## TASK GOAL
Every line that includes the word "text" is to be listed.

Extracted records
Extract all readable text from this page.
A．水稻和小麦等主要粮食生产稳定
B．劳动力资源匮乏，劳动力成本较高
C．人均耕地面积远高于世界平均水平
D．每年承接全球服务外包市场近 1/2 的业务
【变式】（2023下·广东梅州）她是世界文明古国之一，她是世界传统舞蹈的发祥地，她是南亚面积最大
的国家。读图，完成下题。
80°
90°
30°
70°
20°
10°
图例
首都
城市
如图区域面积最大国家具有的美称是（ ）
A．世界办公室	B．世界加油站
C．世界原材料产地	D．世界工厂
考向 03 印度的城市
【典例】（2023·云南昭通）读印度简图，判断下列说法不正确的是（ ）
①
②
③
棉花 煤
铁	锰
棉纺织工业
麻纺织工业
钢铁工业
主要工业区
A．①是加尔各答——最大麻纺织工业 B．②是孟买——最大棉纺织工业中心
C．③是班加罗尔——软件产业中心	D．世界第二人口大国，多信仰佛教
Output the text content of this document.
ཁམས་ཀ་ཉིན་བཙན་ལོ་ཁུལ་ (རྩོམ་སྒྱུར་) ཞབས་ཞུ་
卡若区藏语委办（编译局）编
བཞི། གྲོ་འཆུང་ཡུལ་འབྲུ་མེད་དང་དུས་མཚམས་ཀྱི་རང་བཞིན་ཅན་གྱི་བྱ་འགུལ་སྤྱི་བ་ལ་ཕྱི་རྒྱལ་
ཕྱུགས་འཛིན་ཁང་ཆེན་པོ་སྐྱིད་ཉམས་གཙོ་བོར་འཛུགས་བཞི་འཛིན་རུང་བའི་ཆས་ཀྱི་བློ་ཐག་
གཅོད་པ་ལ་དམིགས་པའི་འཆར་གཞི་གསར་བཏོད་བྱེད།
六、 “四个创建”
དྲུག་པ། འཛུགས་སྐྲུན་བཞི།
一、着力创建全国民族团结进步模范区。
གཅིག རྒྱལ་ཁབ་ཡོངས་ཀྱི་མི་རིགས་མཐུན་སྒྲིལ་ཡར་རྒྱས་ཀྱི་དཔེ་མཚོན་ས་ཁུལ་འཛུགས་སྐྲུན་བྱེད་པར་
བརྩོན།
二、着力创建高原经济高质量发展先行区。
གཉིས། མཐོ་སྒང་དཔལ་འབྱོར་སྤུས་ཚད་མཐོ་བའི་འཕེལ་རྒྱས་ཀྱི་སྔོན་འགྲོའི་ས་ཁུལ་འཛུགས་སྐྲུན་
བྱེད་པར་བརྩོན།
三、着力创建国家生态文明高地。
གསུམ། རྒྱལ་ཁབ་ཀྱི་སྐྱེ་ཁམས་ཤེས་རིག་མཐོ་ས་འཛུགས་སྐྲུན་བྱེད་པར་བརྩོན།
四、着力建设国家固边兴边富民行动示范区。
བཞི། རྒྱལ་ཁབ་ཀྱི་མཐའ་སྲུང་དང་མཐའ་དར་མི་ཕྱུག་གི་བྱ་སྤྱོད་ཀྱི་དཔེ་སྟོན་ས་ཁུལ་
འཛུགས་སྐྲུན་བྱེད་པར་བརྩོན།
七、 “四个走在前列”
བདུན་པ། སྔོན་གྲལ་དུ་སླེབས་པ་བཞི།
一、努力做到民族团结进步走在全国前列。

## ANSWER TO THE PROBLEM
Extract all readable text from this page.
Output the text content of this document.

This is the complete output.